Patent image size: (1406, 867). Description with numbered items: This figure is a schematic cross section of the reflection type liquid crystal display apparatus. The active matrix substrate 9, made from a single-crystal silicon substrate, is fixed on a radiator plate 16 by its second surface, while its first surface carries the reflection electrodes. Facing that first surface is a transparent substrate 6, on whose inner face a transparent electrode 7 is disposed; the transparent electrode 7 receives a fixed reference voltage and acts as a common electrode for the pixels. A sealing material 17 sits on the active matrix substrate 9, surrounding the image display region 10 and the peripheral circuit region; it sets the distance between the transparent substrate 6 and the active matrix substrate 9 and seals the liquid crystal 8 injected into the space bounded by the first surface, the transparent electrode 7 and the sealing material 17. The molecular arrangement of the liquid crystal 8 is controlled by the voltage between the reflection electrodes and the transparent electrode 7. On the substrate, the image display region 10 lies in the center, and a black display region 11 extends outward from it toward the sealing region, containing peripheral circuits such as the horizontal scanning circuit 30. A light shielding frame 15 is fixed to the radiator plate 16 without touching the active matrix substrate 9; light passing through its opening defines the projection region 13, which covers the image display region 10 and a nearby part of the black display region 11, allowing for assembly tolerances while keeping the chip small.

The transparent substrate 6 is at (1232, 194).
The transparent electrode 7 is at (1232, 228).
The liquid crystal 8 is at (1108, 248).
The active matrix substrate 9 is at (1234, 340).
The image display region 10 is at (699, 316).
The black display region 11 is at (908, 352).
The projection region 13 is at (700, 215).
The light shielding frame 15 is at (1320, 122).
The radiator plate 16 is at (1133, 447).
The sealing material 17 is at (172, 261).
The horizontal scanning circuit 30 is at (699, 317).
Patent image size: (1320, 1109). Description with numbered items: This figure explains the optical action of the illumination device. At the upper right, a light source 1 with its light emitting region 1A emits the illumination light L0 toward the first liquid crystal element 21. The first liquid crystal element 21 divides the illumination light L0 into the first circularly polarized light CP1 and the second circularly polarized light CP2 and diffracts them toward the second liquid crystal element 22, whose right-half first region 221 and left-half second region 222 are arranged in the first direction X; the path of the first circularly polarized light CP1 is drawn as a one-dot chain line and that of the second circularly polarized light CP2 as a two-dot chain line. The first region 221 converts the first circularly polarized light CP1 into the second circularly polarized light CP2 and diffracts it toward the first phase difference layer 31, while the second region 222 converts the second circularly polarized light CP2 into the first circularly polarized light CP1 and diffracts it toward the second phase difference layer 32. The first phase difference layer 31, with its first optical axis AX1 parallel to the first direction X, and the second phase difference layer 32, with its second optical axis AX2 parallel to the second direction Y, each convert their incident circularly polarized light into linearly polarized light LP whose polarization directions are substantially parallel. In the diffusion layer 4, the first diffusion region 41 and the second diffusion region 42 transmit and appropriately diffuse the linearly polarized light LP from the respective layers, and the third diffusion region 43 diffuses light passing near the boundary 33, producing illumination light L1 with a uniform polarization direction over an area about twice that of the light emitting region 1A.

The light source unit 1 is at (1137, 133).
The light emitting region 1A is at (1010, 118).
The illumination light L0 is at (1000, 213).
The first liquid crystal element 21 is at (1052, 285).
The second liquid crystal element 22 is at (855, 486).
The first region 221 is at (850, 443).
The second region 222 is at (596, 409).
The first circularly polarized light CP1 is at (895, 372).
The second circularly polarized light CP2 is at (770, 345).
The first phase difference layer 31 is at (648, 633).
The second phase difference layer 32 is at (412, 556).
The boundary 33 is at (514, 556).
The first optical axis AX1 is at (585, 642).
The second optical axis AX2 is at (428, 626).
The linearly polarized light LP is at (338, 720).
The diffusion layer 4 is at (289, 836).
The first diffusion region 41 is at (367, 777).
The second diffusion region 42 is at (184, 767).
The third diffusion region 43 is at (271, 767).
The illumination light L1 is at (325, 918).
* * * * * * *
> [What is needed]:
Please format every line of the data above as a Markdown table with the columns "No." and "Line", leaving out the blank lines.

> [Task result]:
| No. | Line |
|---|---|
| 1 | Patent image size: (1406, 867). Description with numbered items: This figure is a schematic cross section of the reflection type liquid crystal display apparatus. The active matrix substrate 9, made from a single-crystal silicon substrate, is fixed on a radiator plate 16 by its second surface, while its first surface carries the reflection electrodes. Facing that first surface is a transparent substrate 6, on whose inner face a transparent electrode 7 is disposed; the transparent electrode 7 receives a fixed reference voltage and acts as a common electrode for the pixels. A sealing material 17 sits on the active matrix substrate 9, surrounding the image display region 10 and the peripheral circuit region; it sets the distance between the transparent substrate 6 and the active matrix substrate 9 and seals the liquid crystal 8 injected into the space bounded by the first surface, the transparent electrode 7 and the sealing material 17. The molecular arrangement of the liquid crystal 8 is controlled by the voltage between the reflection electrodes and the transparent electrode 7. On the substrate, the image display region 10 lies in the center, and a black display region 11 extends outward from it toward the sealing region, containing peripheral circuits such as the horizontal scanning circuit 30. A light shielding frame 15 is fixed to the radiator plate 16 without touching the active matrix substrate 9; light passing through its opening defines the projection region 13, which covers the image display region 10 and a nearby part of the black display region 11, allowing for assembly tolerances while keeping the chip small. |
| 2 | The transparent substrate 6 is at (1232, 194). |
| 3 | The transparent electrode 7 is at (1232, 228). |
| 4 | The liquid crystal 8 is at (1108, 248). |
| 5 | The active matrix substrate 9 is at (1234, 340). |
| 6 | The image display region 10 is at (699, 316). |
| 7 | The black display region 11 is at (908, 352). |
| 8 | The projection region 13 is at (700, 215). |
| 9 | The light shielding frame 15 is at (1320, 122). |
| 10 | The radiator plate 16 is at (1133, 447). |
| 11 | The sealing material 17 is at (172, 261). |
| 12 | The horizontal scanning circuit 30 is at (699, 317). |
| 13 | Patent image size: (1320, 1109). Description with numbered items: This figure explains the optical action of the illumination device. At the upper right, a light source 1 with its light emitting region 1A emits the illumination light L0 toward the first liquid crystal element 21. The first liquid crystal element 21 divides the illumination light L0 into the first circularly polarized light CP1 and the second circularly polarized light CP2 and diffracts them toward the second liquid crystal element 22, whose right-half first region 221 and left-half second region 222 are arranged in the first direction X; the path of the first circularly polarized light CP1 is drawn as a one-dot chain line and that of the second circularly polarized light CP2 as a two-dot chain line. The first region 221 converts the first circularly polarized light CP1 into the second circularly polarized light CP2 and diffracts it toward the first phase difference layer 31, while the second region 222 converts the second circularly polarized light CP2 into the first circularly polarized light CP1 and diffracts it toward the second phase difference layer 32. The first phase difference layer 31, with its first optical axis AX1 parallel to the first direction X, and the second phase difference layer 32, with its second optical axis AX2 parallel to the second direction Y, each convert their incident circularly polarized light into linearly polarized light LP whose polarization directions are substantially parallel. In the diffusion layer 4, the first diffusion region 41 and the second diffusion region 42 transmit and appropriately diffuse the linearly polarized light LP from the respective layers, and the third diffusion region 43 diffuses light passing near the boundary 33, producing illumination light L1 with a uniform polarization direction over an area about twice that of the light emitting region 1A. |
| 14 | The light source unit 1 is at (1137, 133). |
| 15 | The light emitting region 1A is at (1010, 118). |
| 16 | The illumination light L0 is at (1000, 213). |
| 17 | The first liquid crystal element 21 is at (1052, 285). |
| 18 | The second liquid crystal element 22 is at (855, 486). |
| 19 | The first region 221 is at (850, 443). |
| 20 | The second region 222 is at (596, 409). |
| 21 | The first circularly polarized light CP1 is at (895, 372). |
| 22 | The second circularly polarized light CP2 is at (770, 345). |
| 23 | The first phase difference layer 31 is at (648, 633). |
| 24 | The second phase difference layer 32 is at (412, 556). |
| 25 | The boundary 33 is at (514, 556). |
| 26 | The first optical axis AX1 is at (585, 642). |
| 27 | The second optical axis AX2 is at (428, 626). |
| 28 | The linearly polarized light LP is at (338, 720). |
| 29 | The diffusion layer 4 is at (289, 836). |
| 30 | The first diffusion region 41 is at (367, 777). |
| 31 | The second diffusion region 42 is at (184, 767). |
| 32 | The third diffusion region 43 is at (271, 767). |
| 33 | The illumination light L1 is at (325, 918). |